- What is expected
Exact repetition of every entry is required.

______

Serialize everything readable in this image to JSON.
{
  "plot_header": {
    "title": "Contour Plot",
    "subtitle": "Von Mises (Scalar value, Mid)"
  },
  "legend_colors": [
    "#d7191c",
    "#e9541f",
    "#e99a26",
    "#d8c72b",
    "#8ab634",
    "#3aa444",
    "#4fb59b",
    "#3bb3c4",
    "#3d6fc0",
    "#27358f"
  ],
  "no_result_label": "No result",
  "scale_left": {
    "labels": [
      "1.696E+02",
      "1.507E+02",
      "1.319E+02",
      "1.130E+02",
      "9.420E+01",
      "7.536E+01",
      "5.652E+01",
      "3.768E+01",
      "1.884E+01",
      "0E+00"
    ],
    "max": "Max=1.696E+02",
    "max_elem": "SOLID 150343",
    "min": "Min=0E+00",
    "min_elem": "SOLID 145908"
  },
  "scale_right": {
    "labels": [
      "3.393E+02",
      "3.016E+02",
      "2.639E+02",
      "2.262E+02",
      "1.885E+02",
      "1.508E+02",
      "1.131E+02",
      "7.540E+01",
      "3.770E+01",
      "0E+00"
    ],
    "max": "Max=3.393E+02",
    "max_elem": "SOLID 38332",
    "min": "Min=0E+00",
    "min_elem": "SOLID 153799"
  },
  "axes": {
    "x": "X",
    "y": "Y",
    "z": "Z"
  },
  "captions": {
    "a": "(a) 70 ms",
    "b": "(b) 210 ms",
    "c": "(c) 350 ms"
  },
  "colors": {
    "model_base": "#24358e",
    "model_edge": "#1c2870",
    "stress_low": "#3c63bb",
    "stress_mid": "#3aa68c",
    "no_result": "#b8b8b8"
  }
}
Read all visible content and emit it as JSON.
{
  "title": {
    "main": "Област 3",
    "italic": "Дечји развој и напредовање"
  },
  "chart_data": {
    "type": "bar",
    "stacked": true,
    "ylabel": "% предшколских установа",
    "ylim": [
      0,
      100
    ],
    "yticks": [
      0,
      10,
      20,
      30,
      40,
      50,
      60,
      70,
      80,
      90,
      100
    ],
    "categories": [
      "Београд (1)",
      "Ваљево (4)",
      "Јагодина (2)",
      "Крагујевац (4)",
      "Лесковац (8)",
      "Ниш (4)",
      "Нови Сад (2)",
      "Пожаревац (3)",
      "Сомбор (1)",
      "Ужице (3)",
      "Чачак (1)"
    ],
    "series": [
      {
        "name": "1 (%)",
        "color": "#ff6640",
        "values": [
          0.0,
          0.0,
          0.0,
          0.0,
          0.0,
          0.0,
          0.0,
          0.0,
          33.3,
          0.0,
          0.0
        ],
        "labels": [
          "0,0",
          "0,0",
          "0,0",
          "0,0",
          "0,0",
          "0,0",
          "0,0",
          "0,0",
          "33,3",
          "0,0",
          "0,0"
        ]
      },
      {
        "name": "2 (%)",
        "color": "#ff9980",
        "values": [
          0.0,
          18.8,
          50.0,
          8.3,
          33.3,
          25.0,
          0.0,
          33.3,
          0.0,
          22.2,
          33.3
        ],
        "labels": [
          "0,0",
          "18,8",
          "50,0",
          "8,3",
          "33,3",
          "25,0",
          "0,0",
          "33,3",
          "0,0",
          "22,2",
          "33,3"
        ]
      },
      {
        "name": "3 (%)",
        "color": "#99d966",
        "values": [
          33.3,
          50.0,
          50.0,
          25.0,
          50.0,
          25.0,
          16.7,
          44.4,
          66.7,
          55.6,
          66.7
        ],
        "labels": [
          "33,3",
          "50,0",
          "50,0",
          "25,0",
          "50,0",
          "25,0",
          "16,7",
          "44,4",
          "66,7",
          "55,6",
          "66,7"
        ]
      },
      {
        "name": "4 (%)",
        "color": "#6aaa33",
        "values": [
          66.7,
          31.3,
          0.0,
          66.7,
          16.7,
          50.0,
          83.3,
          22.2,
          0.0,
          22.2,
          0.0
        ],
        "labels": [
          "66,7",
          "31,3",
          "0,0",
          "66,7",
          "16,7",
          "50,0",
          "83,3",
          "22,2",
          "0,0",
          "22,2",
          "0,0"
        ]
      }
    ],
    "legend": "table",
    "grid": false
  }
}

______

- Right answer
Serialize everything readable in this image to JSON.
{
  "plot_header": {
    "title": "Contour Plot",
    "subtitle": "Von Mises (Scalar value, Mid)"
  },
  "legend_colors": [
    "#d7191c",
    "#e9541f",
    "#e99a26",
    "#d8c72b",
    "#8ab634",
    "#3aa444",
    "#4fb59b",
    "#3bb3c4",
    "#3d6fc0",
    "#27358f"
  ],
  "no_result_label": "No result",
  "scale_left": {
    "labels": [
      "1.696E+02",
      "1.507E+02",
      "1.319E+02",
      "1.130E+02",
      "9.420E+01",
      "7.536E+01",
      "5.652E+01",
      "3.768E+01",
      "1.884E+01",
      "0E+00"
    ],
    "max": "Max=1.696E+02",
    "max_elem": "SOLID 150343",
    "min": "Min=0E+00",
    "min_elem": "SOLID 145908"
  },
  "scale_right": {
    "labels": [
      "3.393E+02",
      "3.016E+02",
      "2.639E+02",
      "2.262E+02",
      "1.885E+02",
      "1.508E+02",
      "1.131E+02",
      "7.540E+01",
      "3.770E+01",
      "0E+00"
    ],
    "max": "Max=3.393E+02",
    "max_elem": "SOLID 38332",
    "min": "Min=0E+00",
    "min_elem": "SOLID 153799"
  },
  "axes": {
    "x": "X",
    "y": "Y",
    "z": "Z"
  },
  "captions": {
    "a": "(a) 70 ms",
    "b": "(b) 210 ms",
    "c": "(c) 350 ms"
  },
  "colors": {
    "model_base": "#24358e",
    "model_edge": "#1c2870",
    "stress_low": "#3c63bb",
    "stress_mid": "#3aa68c",
    "no_result": "#b8b8b8"
  }
}
Read all visible content and emit it as JSON.
{
  "title": {
    "main": "Област 3",
    "italic": "Дечји развој и напредовање"
  },
  "chart_data": {
    "type": "bar",
    "stacked": true,
    "ylabel": "% предшколских установа",
    "ylim": [
      0,
      100
    ],
    "yticks": [
      0,
      10,
      20,
      30,
      40,
      50,
      60,
      70,
      80,
      90,
      100
    ],
    "categories": [
      "Београд (1)",
      "Ваљево (4)",
      "Јагодина (2)",
      "Крагујевац (4)",
      "Лесковац (8)",
      "Ниш (4)",
      "Нови Сад (2)",
      "Пожаревац (3)",
      "Сомбор (1)",
      "Ужице (3)",
      "Чачак (1)"
    ],
    "series": [
      {
        "name": "1 (%)",
        "color": "#ff6640",
        "values": [
          0.0,
          0.0,
          0.0,
          0.0,
          0.0,
          0.0,
          0.0,
          0.0,
          33.3,
          0.0,
          0.0
        ],
        "labels": [
          "0,0",
          "0,0",
          "0,0",
          "0,0",
          "0,0",
          "0,0",
          "0,0",
          "0,0",
          "33,3",
          "0,0",
          "0,0"
        ]
      },
      {
        "name": "2 (%)",
        "color": "#ff9980",
        "values": [
          0.0,
          18.8,
          50.0,
          8.3,
          33.3,
          25.0,
          0.0,
          33.3,
          0.0,
          22.2,
          33.3
        ],
        "labels": [
          "0,0",
          "18,8",
          "50,0",
          "8,3",
          "33,3",
          "25,0",
          "0,0",
          "33,3",
          "0,0",
          "22,2",
          "33,3"
        ]
      },
      {
        "name": "3 (%)",
        "color": "#99d966",
        "values": [
          33.3,
          50.0,
          50.0,
          25.0,
          50.0,
          25.0,
          16.7,
          44.4,
          66.7,
          55.6,
          66.7
        ],
        "labels": [
          "33,3",
          "50,0",
          "50,0",
          "25,0",
          "50,0",
          "25,0",
          "16,7",
          "44,4",
          "66,7",
          "55,6",
          "66,7"
        ]
      },
      {
        "name": "4 (%)",
        "color": "#6aaa33",
        "values": [
          66.7,
          31.3,
          0.0,
          66.7,
          16.7,
          50.0,
          83.3,
          22.2,
          0.0,
          22.2,
          0.0
        ],
        "labels": [
          "66,7",
          "31,3",
          "0,0",
          "66,7",
          "16,7",
          "50,0",
          "83,3",
          "22,2",
          "0,0",
          "22,2",
          "0,0"
        ]
      }
    ],
    "legend": "table",
    "grid": false
  }
}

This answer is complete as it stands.